The task => Locate every line below that contains the word "language" and copy it.

Material provided =>
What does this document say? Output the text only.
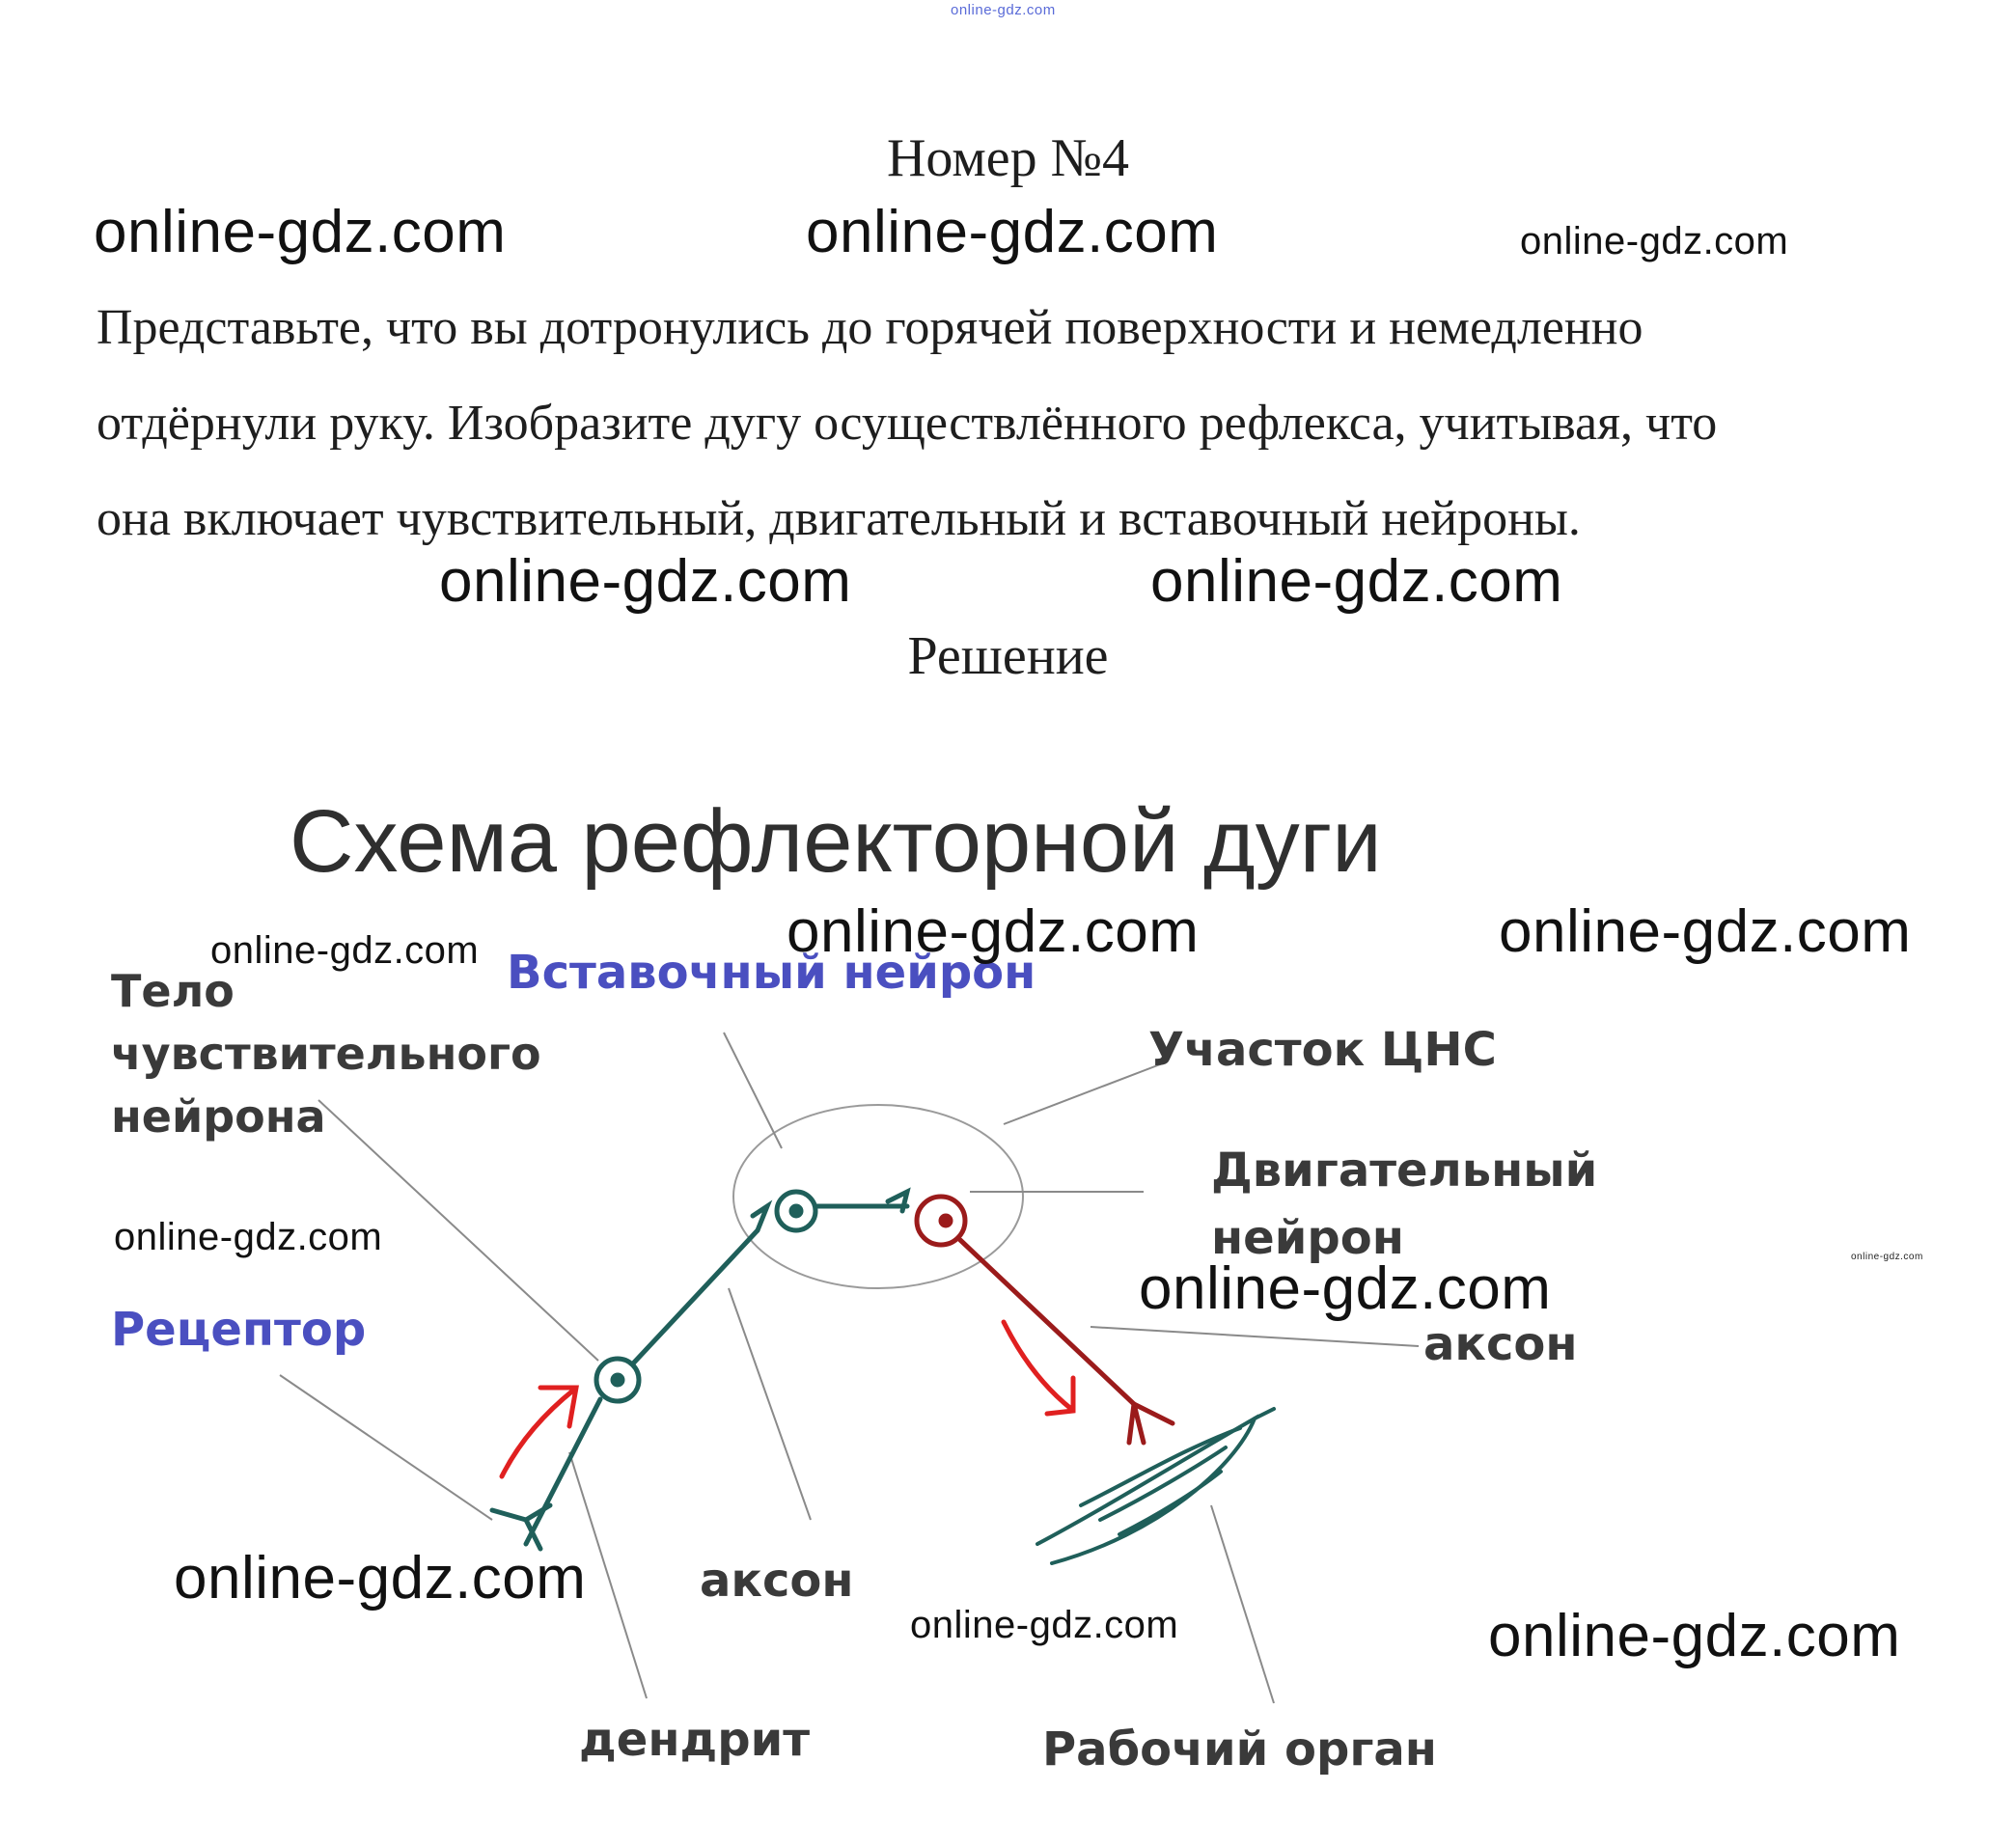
online-gdz.com
Номер №4
Представьте, что вы дотронулись до горячей поверхности и немедленно
отдёрнули руку. Изобразите дугу осуществлённого рефлекса, учитывая, что
она включает чувствительный, двигательный и вставочный нейроны.
Решение
Схема рефлекторной дуги
Тело
чувствительного
нейрона
Вставочный нейрон
Участок ЦНС
Двигательный
нейрон
Рецептор	аксон
аксон
дендрит	Рабочий орган
online-gdz.com	online-gdz.com	online-gdz.com
online-gdz.com	online-gdz.com
online-gdz.com	online-gdz.com
online-gdz.com
online-gdz.com	online-gdz.com
online-gdz.com
online-gdz.com
online-gdz.com	online-gdz.com
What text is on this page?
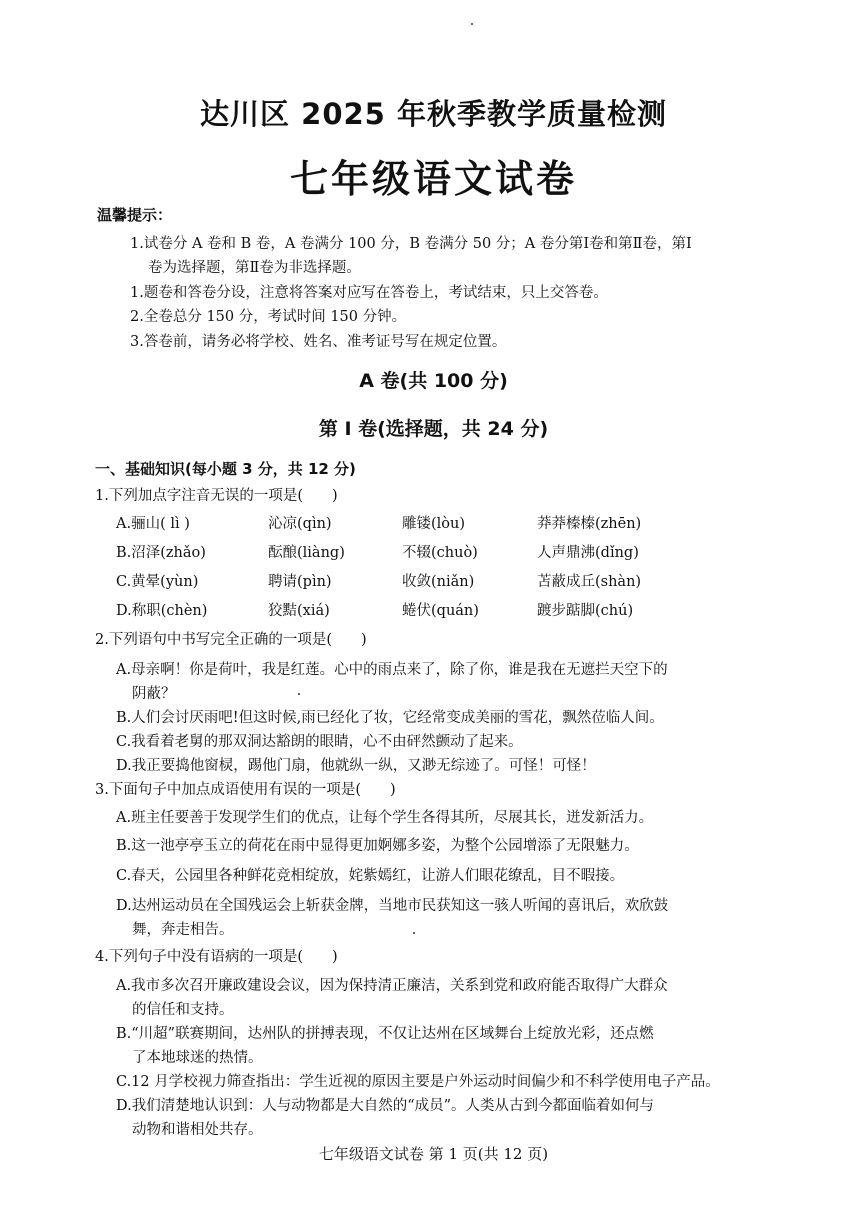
达川区 2025 年秋季教学质量检测
七年级语文试卷
温馨提示：
1.试卷分 A 卷和 B 卷，A 卷满分 100 分，B 卷满分 50 分；A 卷分第Ⅰ卷和第Ⅱ卷，第Ⅰ
卷为选择题，第Ⅱ卷为非选择题。
1.题卷和答卷分设，注意将答案对应写在答卷上，考试结束，只上交答卷。
2.全卷总分 150 分，考试时间 150 分钟。
3.答卷前，请务必将学校、姓名、准考证号写在规定位置。
A 卷(共 100 分)
第 I 卷(选择题，共 24 分)
一、基础知识(每小题 3 分，共 12 分)
1.下列加点字注音无误的一项是(　　)
A.骊山( lì )	沁凉(qìn)	雕镂(lòu)	莽莽榛榛(zhēn)
B.沼泽(zhǎo)	酝酿(liàng)	不辍(chuò)	人声鼎沸(dǐng)
C.黄晕(yùn)	聘请(pìn)	收敛(niǎn)	苫蔽成丘(shàn)
D.称职(chèn)	狡黠(xiá)	蜷伏(quán)	踱步踮脚(chú)
2.下列语句中书写完全正确的一项是(　　)
A.母亲啊！你是荷叶，我是红莲。心中的雨点来了，除了你，谁是我在无遮拦天空下的
阴蔽？
B.人们会讨厌雨吧!但这时候,雨已经化了妆，它经常变成美丽的雪花，飘然莅临人间。
C.我看着老舅的那双洞达豁朗的眼睛，心不由砰然颤动了起来。
D.我正要捣他窗棂，踢他门扇，他就纵一纵，又渺无综迹了。可怪！可怪！
3.下面句子中加点成语使用有误的一项是(　　)
A.班主任要善于发现学生们的优点，让每个学生各得其所，尽展其长，迸发新活力。
B.这一池亭亭玉立的荷花在雨中显得更加婀娜多姿，为整个公园增添了无限魅力。
C.春天，公园里各种鲜花竞相绽放，姹紫嫣红，让游人们眼花缭乱，目不暇接。
D.达州运动员在全国残运会上斩获金牌，当地市民获知这一骇人听闻的喜讯后，欢欣鼓
舞，奔走相告。
4.下列句子中没有语病的一项是(　　)
A.我市多次召开廉政建设会议，因为保持清正廉洁，关系到党和政府能否取得广大群众
的信任和支持。
B.“川超”联赛期间，达州队的拼搏表现，不仅让达州在区域舞台上绽放光彩，还点燃
了本地球迷的热情。
C.12 月学校视力筛查指出：学生近视的原因主要是户外运动时间偏少和不科学使用电子产品。
D.我们清楚地认识到：人与动物都是大自然的“成员”。人类从古到今都面临着如何与
动物和谐相处共存。
七年级语文试卷 第 1 页(共 12 页)
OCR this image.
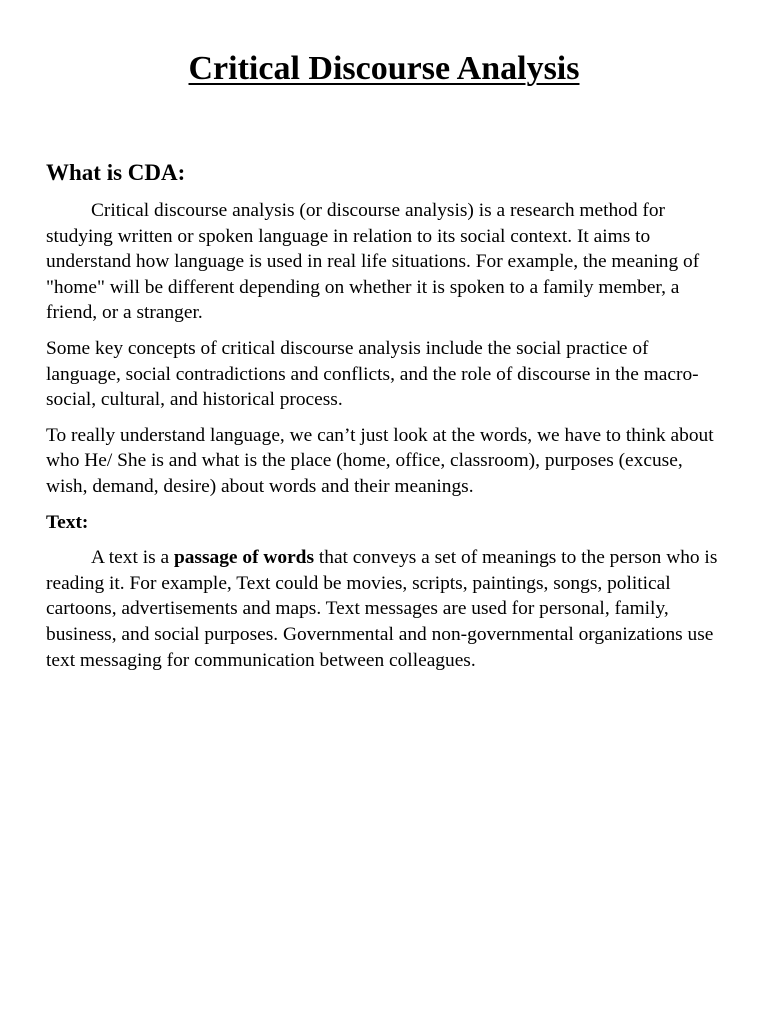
Critical Discourse Analysis
What is CDA:

Critical discourse analysis (or discourse analysis) is a research method for studying written or spoken language in relation to its social context. It aims to understand how language is used in real life situations. For example, the meaning of "home" will be different depending on whether it is spoken to a family member, a friend, or a stranger.

Some key concepts of critical discourse analysis include the social practice of language, social contradictions and conflicts, and the role of discourse in the macro-social, cultural, and historical process.

To really understand language, we can’t just look at the words, we have to think about who He/ She is and what is the place (home, office, classroom), purposes (excuse, wish, demand, desire) about words and their meanings.

Text:

A text is a passage of words that conveys a set of meanings to the person who is reading it. For example, Text could be movies, scripts, paintings, songs, political cartoons, advertisements and maps. Text messages are used for personal, family, business, and social purposes. Governmental and non-governmental organizations use text messaging for communication between colleagues.
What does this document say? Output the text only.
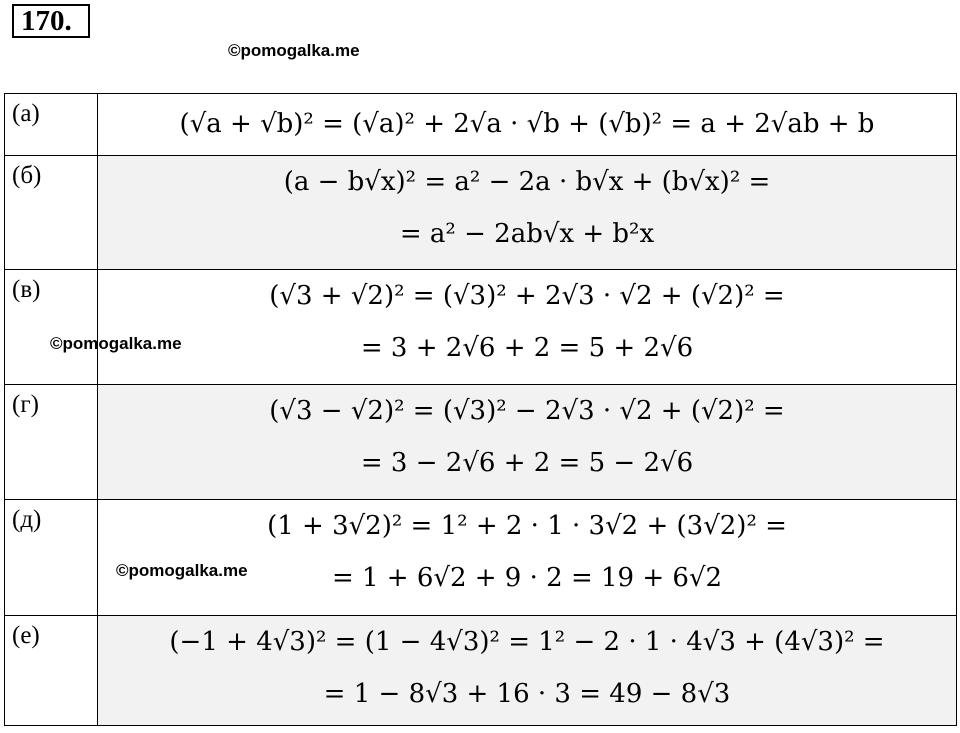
170.
©pomogalka.me
(а)	(√a + √b)² = (√a)² + 2√a · √b + (√b)² = a + 2√ab + b

(б)	(a − b√x)² = a² − 2a · b√x + (b√x)² =
= a² − 2ab√x + b²x

(в)	(√3 + √2)² = (√3)² + 2√3 · √2 + (√2)² =
= 3 + 2√6 + 2 = 5 + 2√6

(г)	(√3 − √2)² = (√3)² − 2√3 · √2 + (√2)² =
= 3 − 2√6 + 2 = 5 − 2√6

(д)	(1 + 3√2)² = 1² + 2 · 1 · 3√2 + (3√2)² =
= 1 + 6√2 + 9 · 2 = 19 + 6√2

(е)	(−1 + 4√3)² = (1 − 4√3)² = 1² − 2 · 1 · 4√3 + (4√3)² =
= 1 − 8√3 + 16 · 3 = 49 − 8√3
©pomogalka.me
©pomogalka.me
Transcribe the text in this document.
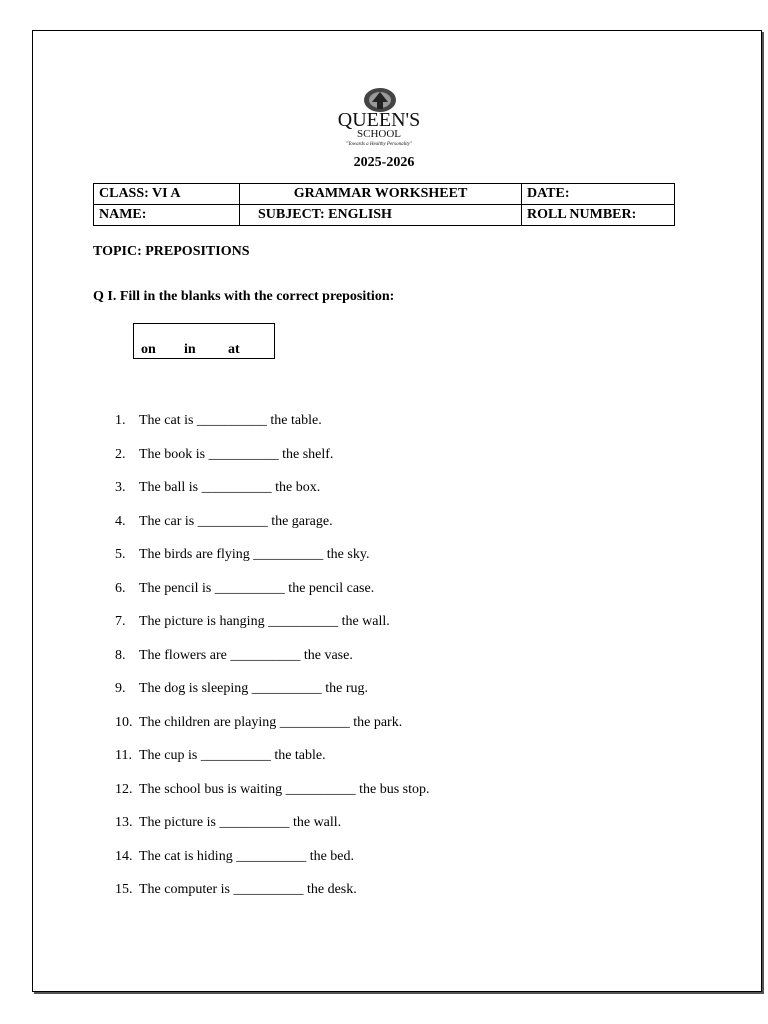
QUEEN'S
SCHOOL
"Towards a Healthy Personality"
2025-2026
CLASS: VI A	GRAMMAR WORKSHEET	DATE:
NAME:	SUBJECT: ENGLISH	ROLL NUMBER:
TOPIC: PREPOSITIONS
Q I. Fill in the blanks with the correct preposition:
on in at
1. The cat is __________ the table.
2. The book is __________ the shelf.
3. The ball is __________ the box.
4. The car is __________ the garage.
5. The birds are flying __________ the sky.
6. The pencil is __________ the pencil case.
7. The picture is hanging __________ the wall.
8. The flowers are __________ the vase.
9. The dog is sleeping __________ the rug.
10. The children are playing __________ the park.
11. The cup is __________ the table.
12. The school bus is waiting __________ the bus stop.
13. The picture is __________ the wall.
14. The cat is hiding __________ the bed.
15. The computer is __________ the desk.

Worked answer =>
Critical discourse analysis (or discourse analysis) is a research method for studying written or spoken language in relation to its social context. It aims to understand how language is used in real life situations. For example, the meaning of "home" will be different depending on whether it is spoken to a family member, a friend, or a stranger.
Some key concepts of critical discourse analysis include the social practice of language, social contradictions and conflicts, and the role of discourse in the macro-social, cultural, and historical process.
To really understand language, we can’t just look at the words, we have to think about who He/ She is and what is the place (home, office, classroom), purposes (excuse, wish, demand, desire) about words and their meanings.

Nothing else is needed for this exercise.